▶ _Task goal_: Report how many lines contain "this". The answer is a single number.

▶ _Entries supplied_:
--

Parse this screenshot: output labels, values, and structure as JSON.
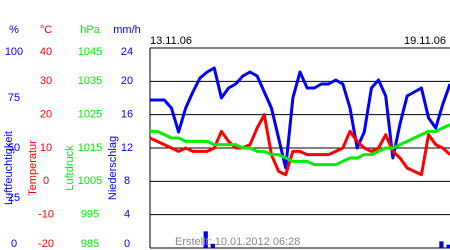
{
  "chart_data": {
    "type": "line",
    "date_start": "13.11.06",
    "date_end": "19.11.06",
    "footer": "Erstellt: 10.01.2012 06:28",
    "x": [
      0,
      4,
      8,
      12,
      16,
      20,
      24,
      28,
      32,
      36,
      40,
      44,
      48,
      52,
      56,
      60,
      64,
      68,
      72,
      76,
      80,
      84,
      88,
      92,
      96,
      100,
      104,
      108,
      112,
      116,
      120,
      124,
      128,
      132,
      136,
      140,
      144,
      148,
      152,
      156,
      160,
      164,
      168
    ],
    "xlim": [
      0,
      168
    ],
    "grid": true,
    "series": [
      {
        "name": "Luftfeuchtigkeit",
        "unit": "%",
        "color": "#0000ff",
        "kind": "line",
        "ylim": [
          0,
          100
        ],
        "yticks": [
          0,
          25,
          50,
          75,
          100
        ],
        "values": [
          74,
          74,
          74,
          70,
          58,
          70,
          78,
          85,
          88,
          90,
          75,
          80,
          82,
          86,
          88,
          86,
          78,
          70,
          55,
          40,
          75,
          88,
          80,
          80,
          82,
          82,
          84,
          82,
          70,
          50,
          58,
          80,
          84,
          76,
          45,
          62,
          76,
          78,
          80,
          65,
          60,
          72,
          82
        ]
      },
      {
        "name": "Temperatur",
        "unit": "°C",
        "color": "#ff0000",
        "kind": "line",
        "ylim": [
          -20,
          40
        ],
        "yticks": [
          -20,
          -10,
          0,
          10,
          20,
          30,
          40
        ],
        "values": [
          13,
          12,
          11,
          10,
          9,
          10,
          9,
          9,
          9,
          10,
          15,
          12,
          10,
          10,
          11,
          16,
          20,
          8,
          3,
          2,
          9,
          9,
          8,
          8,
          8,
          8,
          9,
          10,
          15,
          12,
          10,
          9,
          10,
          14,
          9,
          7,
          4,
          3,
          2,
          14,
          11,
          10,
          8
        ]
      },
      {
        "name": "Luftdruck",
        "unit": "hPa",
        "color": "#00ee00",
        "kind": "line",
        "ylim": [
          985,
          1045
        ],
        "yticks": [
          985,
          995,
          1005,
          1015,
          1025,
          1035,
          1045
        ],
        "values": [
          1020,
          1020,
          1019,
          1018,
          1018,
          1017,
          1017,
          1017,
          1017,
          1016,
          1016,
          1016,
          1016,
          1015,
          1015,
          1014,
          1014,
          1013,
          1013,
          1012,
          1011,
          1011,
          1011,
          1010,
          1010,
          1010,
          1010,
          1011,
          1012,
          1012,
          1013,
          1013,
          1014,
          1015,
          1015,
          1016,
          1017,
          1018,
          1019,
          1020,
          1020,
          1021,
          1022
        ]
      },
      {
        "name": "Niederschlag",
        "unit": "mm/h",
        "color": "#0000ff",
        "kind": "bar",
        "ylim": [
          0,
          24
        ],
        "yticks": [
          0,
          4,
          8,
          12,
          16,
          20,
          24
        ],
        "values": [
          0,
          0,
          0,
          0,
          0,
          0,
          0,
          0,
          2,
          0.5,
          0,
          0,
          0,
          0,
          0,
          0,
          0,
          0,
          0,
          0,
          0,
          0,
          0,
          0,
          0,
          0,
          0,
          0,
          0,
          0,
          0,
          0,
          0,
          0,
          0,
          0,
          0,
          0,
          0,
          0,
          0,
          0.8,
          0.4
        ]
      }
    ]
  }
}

--

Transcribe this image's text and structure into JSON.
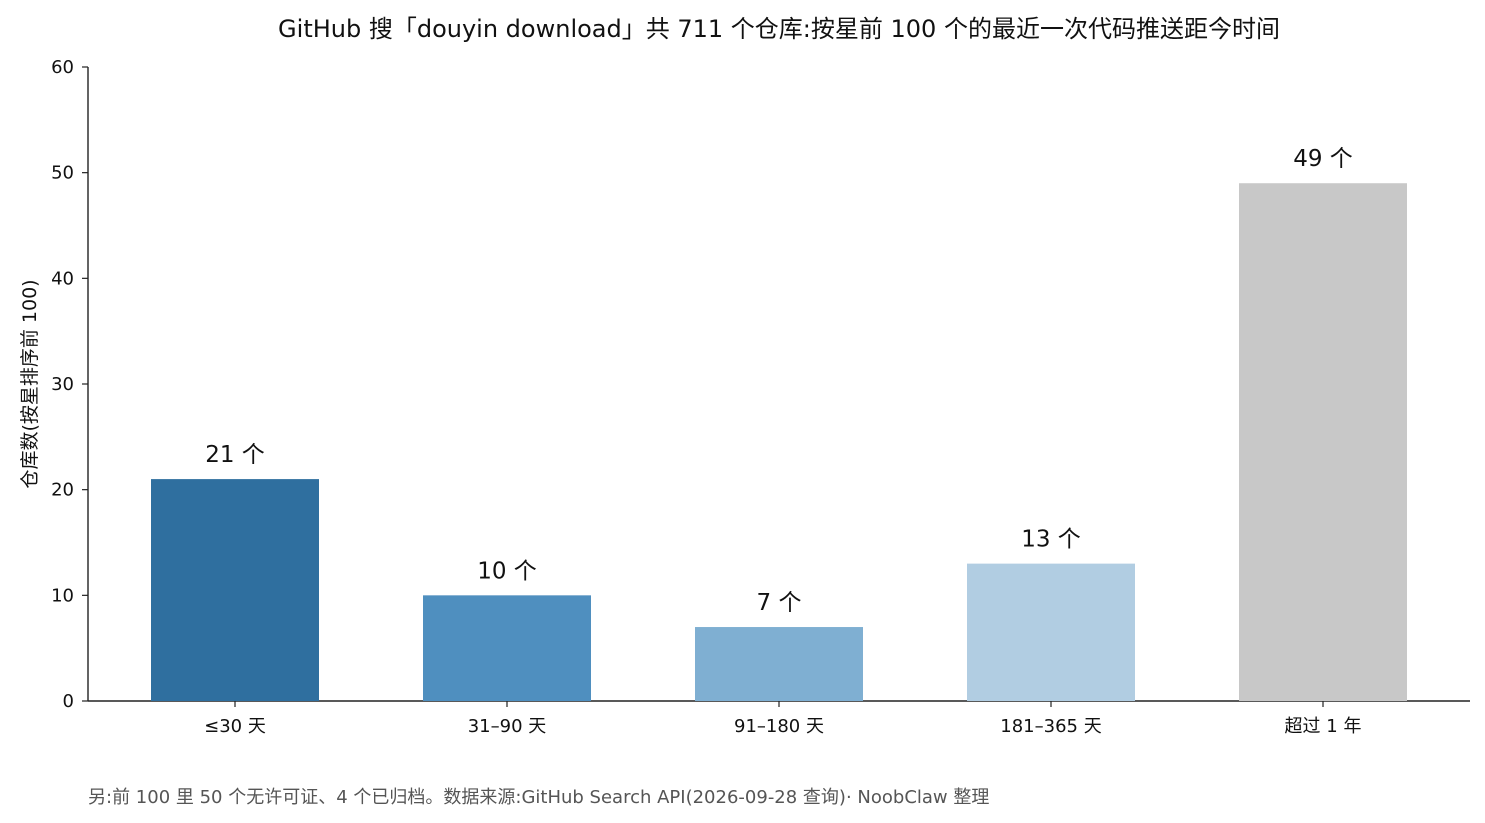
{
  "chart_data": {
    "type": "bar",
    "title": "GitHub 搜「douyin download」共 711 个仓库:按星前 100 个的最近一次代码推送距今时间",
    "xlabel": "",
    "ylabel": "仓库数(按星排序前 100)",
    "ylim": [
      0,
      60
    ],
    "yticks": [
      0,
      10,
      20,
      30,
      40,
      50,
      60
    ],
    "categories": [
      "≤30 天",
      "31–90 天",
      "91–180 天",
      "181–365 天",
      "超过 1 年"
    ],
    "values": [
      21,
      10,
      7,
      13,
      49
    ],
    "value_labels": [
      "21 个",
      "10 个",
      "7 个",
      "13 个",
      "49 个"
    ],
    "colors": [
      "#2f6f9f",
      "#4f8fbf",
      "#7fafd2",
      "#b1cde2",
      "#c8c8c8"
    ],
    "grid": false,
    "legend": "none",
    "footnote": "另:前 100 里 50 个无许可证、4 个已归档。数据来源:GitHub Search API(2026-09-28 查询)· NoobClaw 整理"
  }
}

--

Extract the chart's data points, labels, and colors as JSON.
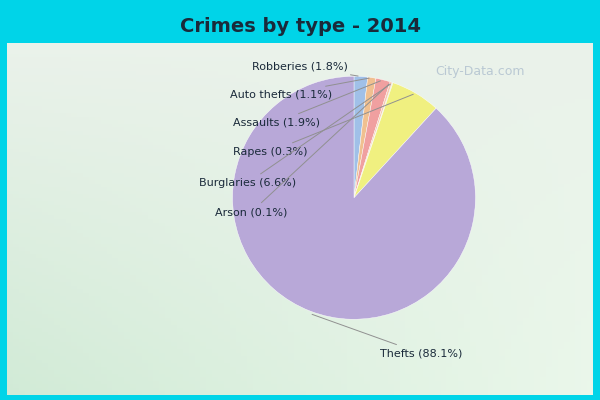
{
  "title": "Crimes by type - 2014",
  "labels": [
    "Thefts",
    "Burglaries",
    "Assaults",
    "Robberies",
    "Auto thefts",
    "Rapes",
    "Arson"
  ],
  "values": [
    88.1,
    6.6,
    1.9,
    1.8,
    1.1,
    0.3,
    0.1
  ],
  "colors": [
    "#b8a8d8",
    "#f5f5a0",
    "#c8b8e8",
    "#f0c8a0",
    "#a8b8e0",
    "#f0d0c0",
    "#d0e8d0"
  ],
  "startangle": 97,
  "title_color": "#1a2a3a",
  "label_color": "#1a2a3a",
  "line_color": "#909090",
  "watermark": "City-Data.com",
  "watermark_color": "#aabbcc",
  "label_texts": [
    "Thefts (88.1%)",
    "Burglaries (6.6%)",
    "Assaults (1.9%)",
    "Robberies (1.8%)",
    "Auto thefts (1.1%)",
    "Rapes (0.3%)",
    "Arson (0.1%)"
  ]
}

--

▶ _Response below_: 2